**练习 1:**
根据节选,这场质量符合率预测比赛由哪两家单位举办?

━━━━━ 节选

最近,在DataFountain平台由中国计算机学会 & 西门子举办了一个“离散制造过程中典型工件的质量符合率预测”的比赛,就尝试了一下。
1.数据清洗
发现数据集的中每个特征最大最小值相差非常大,而且很大的数字不在少数。尝试用正态分布异常点检测法初步对异常值进行判断,并用均值进行替换。然而,替换完后,还是存在不少的异常点。
2.构建模型
其实,还可以利用加减乘除构建人工特征……并用多个模型融合以提高准确率,这里就是做了一个Baseline,在没有调参数的情况下,分别用SVM、MLP、CNN、LihtGBM、XGBoost跑了一遍,发现最后一个准确率在50%左右,其他的都是在41%-45%之间。
2.1 SVM (这个使用MATLAB跑的)
Data=csvread('Train_AfterQinXi.csv');
BiLi=0.1; %注意点 1.最后一列要按顺序排列,并且最后一列一定是类型,需要设定测试集的比例
[m,n]=size(Data);%最后一列是分类的类型,Excel要排序
Testnum=zeros(1,max(Data(:,n))+1);
Speicesnum=Testnum;
kkk=1;
sum0=0;
BJS=Data(1,n);
for j=1:m
if Data(j,n)==BJS
sum0=sum0+1;
else
Speicesnum(kkk)=sum0;
Testnum(kkk)=floor(BiLi*sum0);kkk=kkk+1;
sum0=1;BJS=Data(j,n);
end
end
Testnum(1,end)=floor(BiLi*sum0);
Speicesnum(1,end)=sum0;
for j=1:length(Testnum)

━━━━━━━━━━

**练习 2:**
把下面的全部行原样重抄一遍,答案中不要包含图片。

━━━━━ 输入数据

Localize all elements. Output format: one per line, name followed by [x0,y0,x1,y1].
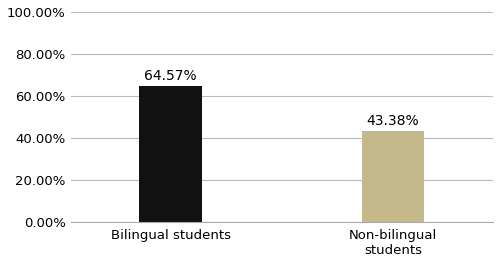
Text: 64.57%: 64.57% [144,69,197,83]
Bar [362,131,424,222]
Bar [140,86,202,222]
Text: 43.38%: 43.38% [366,114,420,128]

━━━━━━━━━━

**正确结果 1:**
中国计算机学会和西门子。

**正确结果 2:**
Localize all elements. Output format: one per line, name followed by [x0,y0,x1,y1].
Text: 64.57%: 64.57% [144,69,197,83]
Bar [362,131,424,222]
Bar [140,86,202,222]
Text: 43.38%: 43.38% [366,114,420,128]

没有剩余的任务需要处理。